[Data items]

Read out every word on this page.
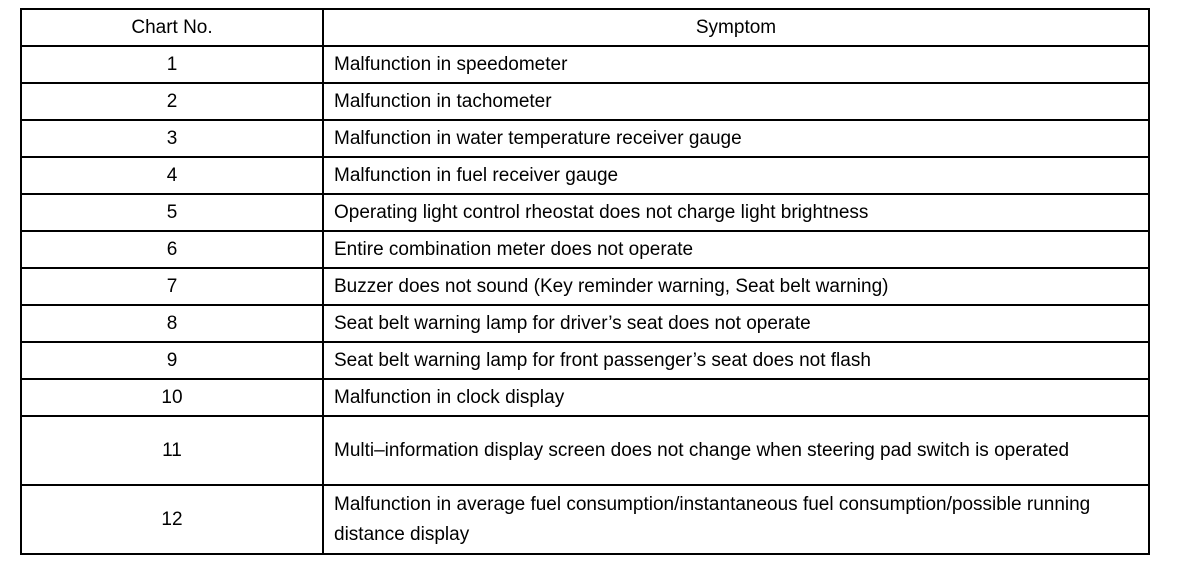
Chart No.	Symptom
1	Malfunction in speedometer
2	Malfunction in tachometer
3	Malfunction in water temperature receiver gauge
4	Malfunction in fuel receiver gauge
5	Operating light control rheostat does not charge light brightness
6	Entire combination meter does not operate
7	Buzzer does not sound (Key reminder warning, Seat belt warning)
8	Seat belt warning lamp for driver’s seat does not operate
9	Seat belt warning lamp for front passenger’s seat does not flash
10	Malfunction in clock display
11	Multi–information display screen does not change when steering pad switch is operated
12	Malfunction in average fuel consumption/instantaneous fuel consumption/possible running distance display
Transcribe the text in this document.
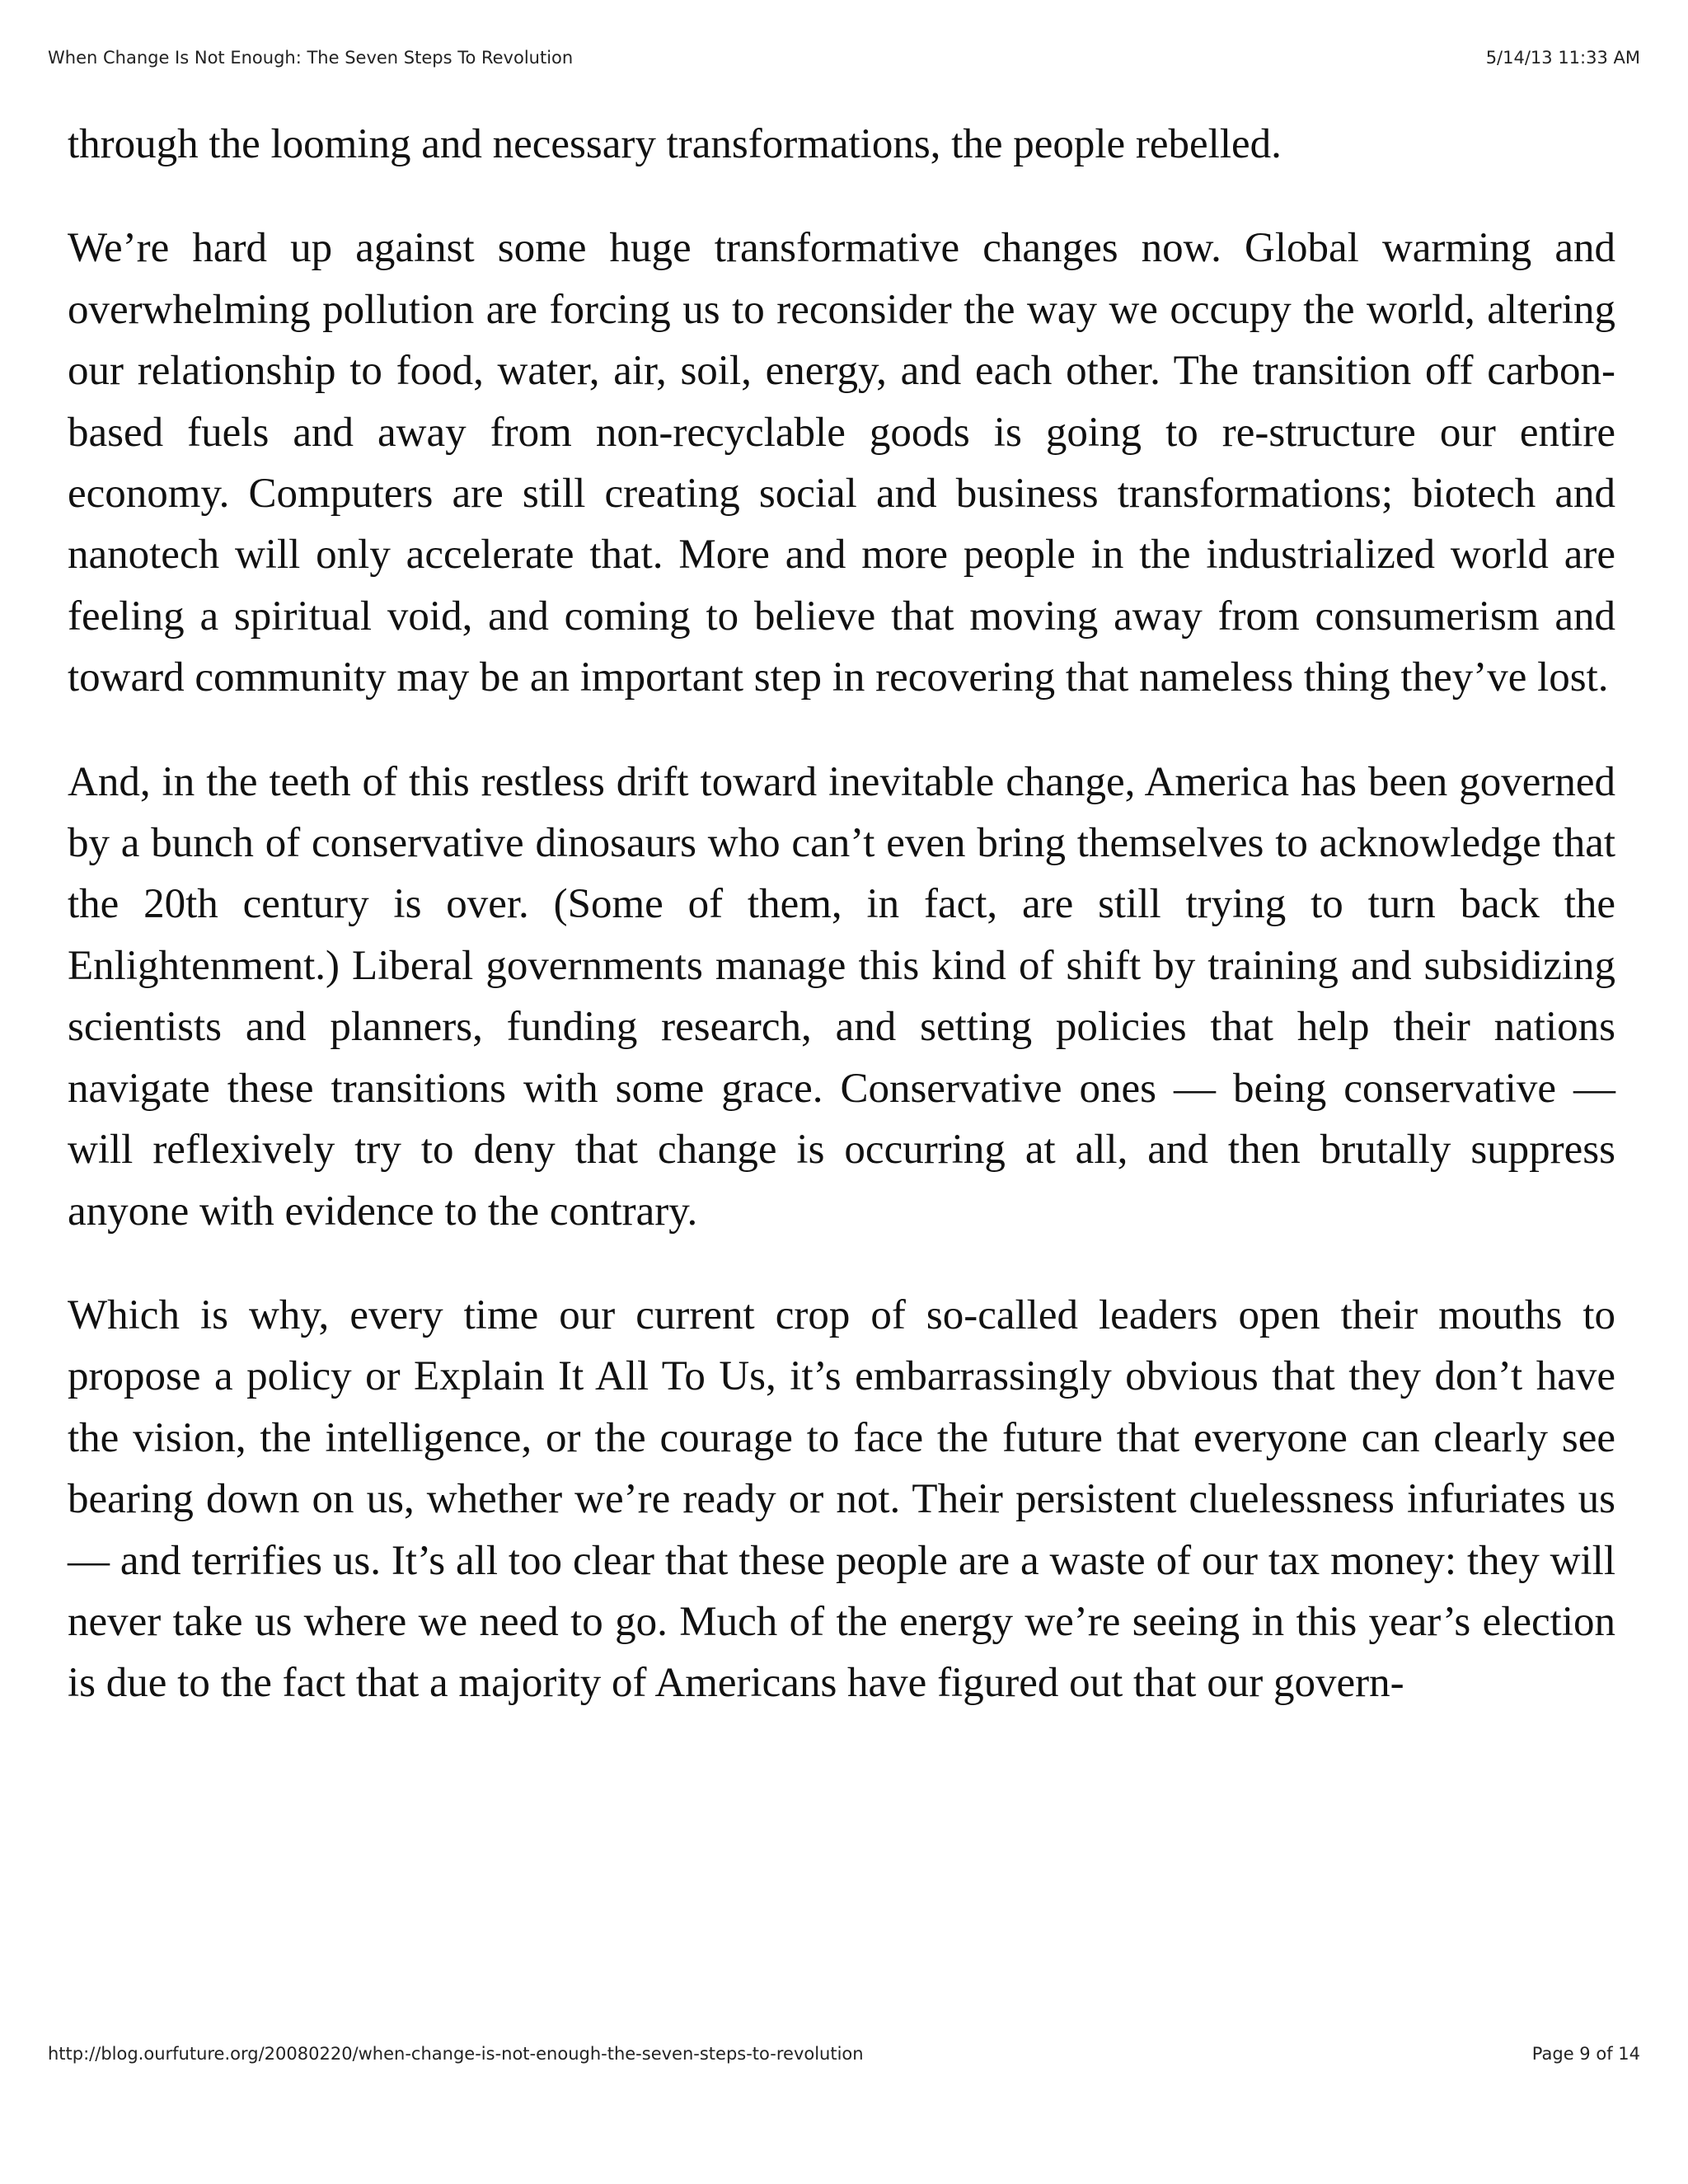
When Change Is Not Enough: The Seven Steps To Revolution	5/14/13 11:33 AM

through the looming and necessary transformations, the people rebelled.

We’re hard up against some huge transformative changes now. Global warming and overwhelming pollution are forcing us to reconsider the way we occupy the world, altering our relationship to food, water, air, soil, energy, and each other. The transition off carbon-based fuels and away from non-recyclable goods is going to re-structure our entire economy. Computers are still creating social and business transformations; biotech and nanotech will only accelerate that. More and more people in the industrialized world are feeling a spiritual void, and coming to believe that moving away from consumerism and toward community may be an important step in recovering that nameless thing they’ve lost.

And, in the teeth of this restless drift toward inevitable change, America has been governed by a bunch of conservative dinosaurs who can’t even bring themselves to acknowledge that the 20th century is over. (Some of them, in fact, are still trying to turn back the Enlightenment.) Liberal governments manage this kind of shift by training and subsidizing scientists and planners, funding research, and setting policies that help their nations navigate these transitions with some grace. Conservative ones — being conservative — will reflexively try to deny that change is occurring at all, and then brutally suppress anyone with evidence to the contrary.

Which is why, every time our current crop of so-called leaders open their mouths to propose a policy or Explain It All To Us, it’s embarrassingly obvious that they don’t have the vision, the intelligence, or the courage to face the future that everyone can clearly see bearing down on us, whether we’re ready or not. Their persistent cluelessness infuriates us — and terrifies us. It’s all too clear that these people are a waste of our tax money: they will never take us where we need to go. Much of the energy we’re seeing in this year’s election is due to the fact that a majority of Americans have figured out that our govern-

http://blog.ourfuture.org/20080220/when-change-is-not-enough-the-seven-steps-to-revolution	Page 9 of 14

* * *

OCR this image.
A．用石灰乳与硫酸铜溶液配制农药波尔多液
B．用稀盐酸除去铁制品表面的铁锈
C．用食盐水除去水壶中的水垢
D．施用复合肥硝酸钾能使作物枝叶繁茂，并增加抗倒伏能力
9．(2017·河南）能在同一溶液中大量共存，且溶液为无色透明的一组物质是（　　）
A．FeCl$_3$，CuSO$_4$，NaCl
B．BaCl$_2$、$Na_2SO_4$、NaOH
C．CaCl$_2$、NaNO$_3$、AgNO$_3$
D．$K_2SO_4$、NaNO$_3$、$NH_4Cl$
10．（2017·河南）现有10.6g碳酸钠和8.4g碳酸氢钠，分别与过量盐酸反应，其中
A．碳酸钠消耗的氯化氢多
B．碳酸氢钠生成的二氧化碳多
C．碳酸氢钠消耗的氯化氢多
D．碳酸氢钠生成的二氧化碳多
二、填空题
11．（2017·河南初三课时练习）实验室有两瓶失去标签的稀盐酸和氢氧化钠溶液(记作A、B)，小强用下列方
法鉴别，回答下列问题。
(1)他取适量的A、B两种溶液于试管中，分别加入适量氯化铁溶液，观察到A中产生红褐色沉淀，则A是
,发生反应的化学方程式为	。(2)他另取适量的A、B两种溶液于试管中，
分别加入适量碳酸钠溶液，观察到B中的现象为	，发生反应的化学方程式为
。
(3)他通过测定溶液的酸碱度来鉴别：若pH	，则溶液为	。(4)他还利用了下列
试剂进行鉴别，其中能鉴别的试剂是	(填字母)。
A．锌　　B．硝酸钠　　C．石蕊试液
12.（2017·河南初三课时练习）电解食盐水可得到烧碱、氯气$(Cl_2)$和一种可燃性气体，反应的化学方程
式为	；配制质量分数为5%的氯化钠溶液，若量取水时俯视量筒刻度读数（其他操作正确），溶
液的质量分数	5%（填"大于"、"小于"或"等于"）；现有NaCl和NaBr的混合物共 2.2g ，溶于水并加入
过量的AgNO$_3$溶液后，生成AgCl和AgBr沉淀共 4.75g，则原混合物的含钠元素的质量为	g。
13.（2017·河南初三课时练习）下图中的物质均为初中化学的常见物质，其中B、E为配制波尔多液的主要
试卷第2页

* * *

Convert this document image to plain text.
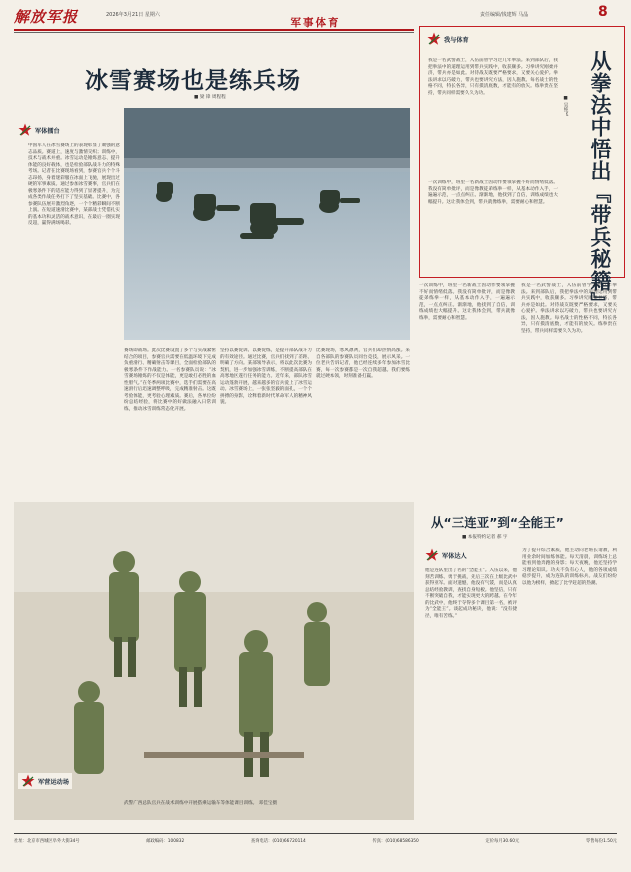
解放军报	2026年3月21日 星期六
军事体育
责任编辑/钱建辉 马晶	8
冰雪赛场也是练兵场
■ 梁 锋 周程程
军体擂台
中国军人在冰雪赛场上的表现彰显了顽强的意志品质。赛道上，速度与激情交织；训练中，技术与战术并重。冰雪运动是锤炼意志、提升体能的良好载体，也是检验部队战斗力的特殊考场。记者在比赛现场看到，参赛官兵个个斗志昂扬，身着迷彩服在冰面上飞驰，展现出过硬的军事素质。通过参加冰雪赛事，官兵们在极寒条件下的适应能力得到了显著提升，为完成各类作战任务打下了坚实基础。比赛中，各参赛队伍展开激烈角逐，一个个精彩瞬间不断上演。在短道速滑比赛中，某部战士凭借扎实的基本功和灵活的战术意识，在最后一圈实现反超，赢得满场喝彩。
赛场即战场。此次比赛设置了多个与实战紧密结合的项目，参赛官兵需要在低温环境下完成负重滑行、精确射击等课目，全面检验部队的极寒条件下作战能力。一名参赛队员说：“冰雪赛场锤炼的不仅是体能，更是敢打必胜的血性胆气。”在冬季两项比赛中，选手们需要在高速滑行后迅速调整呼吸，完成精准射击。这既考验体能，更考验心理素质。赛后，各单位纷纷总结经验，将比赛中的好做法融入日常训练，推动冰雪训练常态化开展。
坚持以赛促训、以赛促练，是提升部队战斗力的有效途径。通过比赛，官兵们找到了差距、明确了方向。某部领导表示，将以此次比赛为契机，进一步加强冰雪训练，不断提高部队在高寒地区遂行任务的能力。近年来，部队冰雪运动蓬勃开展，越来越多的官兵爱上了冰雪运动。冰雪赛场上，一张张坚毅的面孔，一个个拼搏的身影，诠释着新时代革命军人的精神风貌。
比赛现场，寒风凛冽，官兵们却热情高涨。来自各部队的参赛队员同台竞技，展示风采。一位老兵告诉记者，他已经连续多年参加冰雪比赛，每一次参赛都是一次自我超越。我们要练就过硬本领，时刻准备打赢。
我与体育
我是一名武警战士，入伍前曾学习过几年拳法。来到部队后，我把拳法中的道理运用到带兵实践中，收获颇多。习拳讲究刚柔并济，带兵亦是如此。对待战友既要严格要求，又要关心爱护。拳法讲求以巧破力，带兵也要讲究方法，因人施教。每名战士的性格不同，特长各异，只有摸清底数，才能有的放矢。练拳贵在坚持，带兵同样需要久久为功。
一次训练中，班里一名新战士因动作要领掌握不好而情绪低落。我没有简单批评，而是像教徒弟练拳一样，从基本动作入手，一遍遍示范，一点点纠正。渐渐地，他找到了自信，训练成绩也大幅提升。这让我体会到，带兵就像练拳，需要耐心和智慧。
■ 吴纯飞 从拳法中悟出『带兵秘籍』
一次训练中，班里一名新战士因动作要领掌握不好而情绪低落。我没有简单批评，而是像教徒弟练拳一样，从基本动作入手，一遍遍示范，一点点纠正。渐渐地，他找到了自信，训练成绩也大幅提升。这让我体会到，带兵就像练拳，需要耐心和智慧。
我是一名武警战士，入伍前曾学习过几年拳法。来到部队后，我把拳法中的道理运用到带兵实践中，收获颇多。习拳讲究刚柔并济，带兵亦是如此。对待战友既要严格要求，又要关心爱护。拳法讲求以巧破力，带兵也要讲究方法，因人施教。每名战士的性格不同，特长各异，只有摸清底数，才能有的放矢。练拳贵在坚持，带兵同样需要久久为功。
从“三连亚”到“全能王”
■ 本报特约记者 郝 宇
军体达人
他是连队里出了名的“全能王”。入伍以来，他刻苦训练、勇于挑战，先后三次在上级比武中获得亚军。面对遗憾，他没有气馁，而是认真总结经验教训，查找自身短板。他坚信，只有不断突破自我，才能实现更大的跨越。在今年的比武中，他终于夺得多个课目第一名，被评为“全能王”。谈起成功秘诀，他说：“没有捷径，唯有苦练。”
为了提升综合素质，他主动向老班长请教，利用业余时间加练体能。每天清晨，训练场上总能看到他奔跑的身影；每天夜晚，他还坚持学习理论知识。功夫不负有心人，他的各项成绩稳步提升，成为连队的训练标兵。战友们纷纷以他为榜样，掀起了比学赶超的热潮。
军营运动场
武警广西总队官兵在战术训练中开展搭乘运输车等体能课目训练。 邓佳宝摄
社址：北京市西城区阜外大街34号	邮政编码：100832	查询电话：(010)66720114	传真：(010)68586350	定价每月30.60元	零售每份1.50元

## Problem to work on:
Reproduce each line from the records that contains the word "receiver".

## Solution for this problem:
3	Malfunction in water temperature receiver gauge
4	Malfunction in fuel receiver gauge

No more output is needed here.